[Stored records]

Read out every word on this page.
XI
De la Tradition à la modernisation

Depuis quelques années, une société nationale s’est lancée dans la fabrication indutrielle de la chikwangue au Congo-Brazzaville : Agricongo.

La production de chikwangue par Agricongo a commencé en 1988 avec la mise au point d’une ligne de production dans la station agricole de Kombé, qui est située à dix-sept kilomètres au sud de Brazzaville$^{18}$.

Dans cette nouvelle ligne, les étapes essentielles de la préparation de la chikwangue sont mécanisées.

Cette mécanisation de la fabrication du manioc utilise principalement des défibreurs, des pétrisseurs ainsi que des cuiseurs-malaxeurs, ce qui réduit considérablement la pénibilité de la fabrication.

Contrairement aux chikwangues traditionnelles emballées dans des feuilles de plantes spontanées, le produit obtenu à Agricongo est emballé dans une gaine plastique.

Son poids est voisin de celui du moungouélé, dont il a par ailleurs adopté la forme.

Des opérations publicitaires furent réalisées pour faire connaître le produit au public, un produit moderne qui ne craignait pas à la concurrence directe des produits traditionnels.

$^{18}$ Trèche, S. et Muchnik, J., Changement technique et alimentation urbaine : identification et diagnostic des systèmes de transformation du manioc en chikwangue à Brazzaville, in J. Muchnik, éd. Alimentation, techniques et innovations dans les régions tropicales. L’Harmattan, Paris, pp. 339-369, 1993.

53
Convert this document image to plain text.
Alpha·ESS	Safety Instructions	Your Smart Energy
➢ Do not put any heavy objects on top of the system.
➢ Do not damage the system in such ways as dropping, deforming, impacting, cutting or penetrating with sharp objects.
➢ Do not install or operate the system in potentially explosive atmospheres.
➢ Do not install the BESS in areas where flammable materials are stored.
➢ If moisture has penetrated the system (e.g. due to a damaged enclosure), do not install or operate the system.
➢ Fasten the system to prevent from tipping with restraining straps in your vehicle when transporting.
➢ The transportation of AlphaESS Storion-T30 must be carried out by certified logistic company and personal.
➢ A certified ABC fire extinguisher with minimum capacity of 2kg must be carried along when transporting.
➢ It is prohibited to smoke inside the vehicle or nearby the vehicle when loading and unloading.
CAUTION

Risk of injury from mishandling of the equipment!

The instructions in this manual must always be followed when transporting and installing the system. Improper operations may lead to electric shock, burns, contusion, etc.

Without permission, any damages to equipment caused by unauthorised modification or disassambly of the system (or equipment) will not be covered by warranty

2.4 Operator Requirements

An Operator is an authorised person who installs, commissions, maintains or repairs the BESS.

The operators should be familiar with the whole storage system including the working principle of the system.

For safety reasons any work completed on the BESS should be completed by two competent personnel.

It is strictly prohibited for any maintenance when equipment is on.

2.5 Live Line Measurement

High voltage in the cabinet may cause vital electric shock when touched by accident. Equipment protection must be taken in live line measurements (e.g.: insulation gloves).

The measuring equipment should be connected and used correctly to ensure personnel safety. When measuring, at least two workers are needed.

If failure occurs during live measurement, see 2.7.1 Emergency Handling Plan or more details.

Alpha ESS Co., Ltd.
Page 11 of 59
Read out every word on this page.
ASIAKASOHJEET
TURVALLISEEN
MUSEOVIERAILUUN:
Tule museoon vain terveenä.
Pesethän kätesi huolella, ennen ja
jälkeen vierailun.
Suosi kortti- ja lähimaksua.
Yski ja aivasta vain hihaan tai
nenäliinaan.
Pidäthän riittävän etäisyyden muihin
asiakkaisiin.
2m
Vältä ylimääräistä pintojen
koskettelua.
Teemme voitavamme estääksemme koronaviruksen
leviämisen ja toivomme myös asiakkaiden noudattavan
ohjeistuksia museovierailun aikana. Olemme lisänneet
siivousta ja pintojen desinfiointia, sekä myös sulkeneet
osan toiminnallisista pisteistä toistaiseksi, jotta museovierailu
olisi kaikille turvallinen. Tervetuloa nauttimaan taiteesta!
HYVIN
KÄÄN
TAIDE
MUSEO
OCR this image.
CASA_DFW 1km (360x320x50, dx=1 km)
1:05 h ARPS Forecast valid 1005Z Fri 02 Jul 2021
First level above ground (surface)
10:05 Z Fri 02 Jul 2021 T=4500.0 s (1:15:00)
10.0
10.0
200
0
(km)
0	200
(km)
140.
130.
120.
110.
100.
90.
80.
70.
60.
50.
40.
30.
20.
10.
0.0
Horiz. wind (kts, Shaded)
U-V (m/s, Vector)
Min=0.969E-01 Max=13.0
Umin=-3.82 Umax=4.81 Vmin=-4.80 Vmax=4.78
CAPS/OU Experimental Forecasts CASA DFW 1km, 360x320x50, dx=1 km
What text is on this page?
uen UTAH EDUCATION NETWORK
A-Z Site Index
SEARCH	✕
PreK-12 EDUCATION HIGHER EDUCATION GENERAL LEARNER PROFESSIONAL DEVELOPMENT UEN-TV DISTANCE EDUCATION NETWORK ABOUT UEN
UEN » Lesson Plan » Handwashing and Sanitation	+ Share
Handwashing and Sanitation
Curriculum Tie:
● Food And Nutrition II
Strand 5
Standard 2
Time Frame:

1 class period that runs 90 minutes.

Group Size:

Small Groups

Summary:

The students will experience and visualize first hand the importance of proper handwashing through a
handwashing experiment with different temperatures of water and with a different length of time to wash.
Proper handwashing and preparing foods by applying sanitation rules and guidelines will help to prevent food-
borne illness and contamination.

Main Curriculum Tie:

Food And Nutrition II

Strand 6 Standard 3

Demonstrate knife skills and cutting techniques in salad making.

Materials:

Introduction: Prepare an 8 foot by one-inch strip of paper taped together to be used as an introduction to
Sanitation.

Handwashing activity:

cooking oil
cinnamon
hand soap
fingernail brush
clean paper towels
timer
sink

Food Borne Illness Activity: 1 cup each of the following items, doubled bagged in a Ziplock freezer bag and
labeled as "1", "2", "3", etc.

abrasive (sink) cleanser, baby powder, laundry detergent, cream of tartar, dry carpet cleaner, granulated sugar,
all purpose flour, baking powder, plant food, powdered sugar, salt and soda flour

▸ **Directions**:
Copy out the full material exactly as it appears.

▸ **The solution**:
Read out every word on this page.
XI
De la Tradition à la modernisation

Depuis quelques années, une société nationale s’est lancée dans la fabrication indutrielle de la chikwangue au Congo-Brazzaville : Agricongo.

La production de chikwangue par Agricongo a commencé en 1988 avec la mise au point d’une ligne de production dans la station agricole de Kombé, qui est située à dix-sept kilomètres au sud de Brazzaville$^{18}$.

Dans cette nouvelle ligne, les étapes essentielles de la préparation de la chikwangue sont mécanisées.

Cette mécanisation de la fabrication du manioc utilise principalement des défibreurs, des pétrisseurs ainsi que des cuiseurs-malaxeurs, ce qui réduit considérablement la pénibilité de la fabrication.

Contrairement aux chikwangues traditionnelles emballées dans des feuilles de plantes spontanées, le produit obtenu à Agricongo est emballé dans une gaine plastique.

Son poids est voisin de celui du moungouélé, dont il a par ailleurs adopté la forme.

Des opérations publicitaires furent réalisées pour faire connaître le produit au public, un produit moderne qui ne craignait pas à la concurrence directe des produits traditionnels.

$^{18}$ Trèche, S. et Muchnik, J., Changement technique et alimentation urbaine : identification et diagnostic des systèmes de transformation du manioc en chikwangue à Brazzaville, in J. Muchnik, éd. Alimentation, techniques et innovations dans les régions tropicales. L’Harmattan, Paris, pp. 339-369, 1993.

53
Convert this document image to plain text.
Alpha·ESS	Safety Instructions	Your Smart Energy
➢ Do not put any heavy objects on top of the system.
➢ Do not damage the system in such ways as dropping, deforming, impacting, cutting or penetrating with sharp objects.
➢ Do not install or operate the system in potentially explosive atmospheres.
➢ Do not install the BESS in areas where flammable materials are stored.
➢ If moisture has penetrated the system (e.g. due to a damaged enclosure), do not install or operate the system.
➢ Fasten the system to prevent from tipping with restraining straps in your vehicle when transporting.
➢ The transportation of AlphaESS Storion-T30 must be carried out by certified logistic company and personal.
➢ A certified ABC fire extinguisher with minimum capacity of 2kg must be carried along when transporting.
➢ It is prohibited to smoke inside the vehicle or nearby the vehicle when loading and unloading.
CAUTION

Risk of injury from mishandling of the equipment!

The instructions in this manual must always be followed when transporting and installing the system. Improper operations may lead to electric shock, burns, contusion, etc.

Without permission, any damages to equipment caused by unauthorised modification or disassambly of the system (or equipment) will not be covered by warranty

2.4 Operator Requirements

An Operator is an authorised person who installs, commissions, maintains or repairs the BESS.

The operators should be familiar with the whole storage system including the working principle of the system.

For safety reasons any work completed on the BESS should be completed by two competent personnel.

It is strictly prohibited for any maintenance when equipment is on.

2.5 Live Line Measurement

High voltage in the cabinet may cause vital electric shock when touched by accident. Equipment protection must be taken in live line measurements (e.g.: insulation gloves).

The measuring equipment should be connected and used correctly to ensure personnel safety. When measuring, at least two workers are needed.

If failure occurs during live measurement, see 2.7.1 Emergency Handling Plan or more details.

Alpha ESS Co., Ltd.
Page 11 of 59
Read out every word on this page.
ASIAKASOHJEET
TURVALLISEEN
MUSEOVIERAILUUN:
Tule museoon vain terveenä.
Pesethän kätesi huolella, ennen ja
jälkeen vierailun.
Suosi kortti- ja lähimaksua.
Yski ja aivasta vain hihaan tai
nenäliinaan.
Pidäthän riittävän etäisyyden muihin
asiakkaisiin.
2m
Vältä ylimääräistä pintojen
koskettelua.
Teemme voitavamme estääksemme koronaviruksen
leviämisen ja toivomme myös asiakkaiden noudattavan
ohjeistuksia museovierailun aikana. Olemme lisänneet
siivousta ja pintojen desinfiointia, sekä myös sulkeneet
osan toiminnallisista pisteistä toistaiseksi, jotta museovierailu
olisi kaikille turvallinen. Tervetuloa nauttimaan taiteesta!
HYVIN
KÄÄN
TAIDE
MUSEO
OCR this image.
CASA_DFW 1km (360x320x50, dx=1 km)
1:05 h ARPS Forecast valid 1005Z Fri 02 Jul 2021
First level above ground (surface)
10:05 Z Fri 02 Jul 2021 T=4500.0 s (1:15:00)
10.0
10.0
200
0
(km)
0	200
(km)
140.
130.
120.
110.
100.
90.
80.
70.
60.
50.
40.
30.
20.
10.
0.0
Horiz. wind (kts, Shaded)
U-V (m/s, Vector)
Min=0.969E-01 Max=13.0
Umin=-3.82 Umax=4.81 Vmin=-4.80 Vmax=4.78
CAPS/OU Experimental Forecasts CASA DFW 1km, 360x320x50, dx=1 km
What text is on this page?
uen UTAH EDUCATION NETWORK
A-Z Site Index
SEARCH	✕
PreK-12 EDUCATION HIGHER EDUCATION GENERAL LEARNER PROFESSIONAL DEVELOPMENT UEN-TV DISTANCE EDUCATION NETWORK ABOUT UEN
UEN » Lesson Plan » Handwashing and Sanitation	+ Share
Handwashing and Sanitation
Curriculum Tie:
● Food And Nutrition II
Strand 5
Standard 2
Time Frame:

1 class period that runs 90 minutes.

Group Size:

Small Groups

Summary:

The students will experience and visualize first hand the importance of proper handwashing through a
handwashing experiment with different temperatures of water and with a different length of time to wash.
Proper handwashing and preparing foods by applying sanitation rules and guidelines will help to prevent food-
borne illness and contamination.

Main Curriculum Tie:

Food And Nutrition II

Strand 6 Standard 3

Demonstrate knife skills and cutting techniques in salad making.

Materials:

Introduction: Prepare an 8 foot by one-inch strip of paper taped together to be used as an introduction to
Sanitation.

Handwashing activity:

cooking oil
cinnamon
hand soap
fingernail brush
clean paper towels
timer
sink

Food Borne Illness Activity: 1 cup each of the following items, doubled bagged in a Ziplock freezer bag and
labeled as "1", "2", "3", etc.

abrasive (sink) cleanser, baby powder, laundry detergent, cream of tartar, dry carpet cleaner, granulated sugar,
all purpose flour, baking powder, plant food, powdered sugar, salt and soda flour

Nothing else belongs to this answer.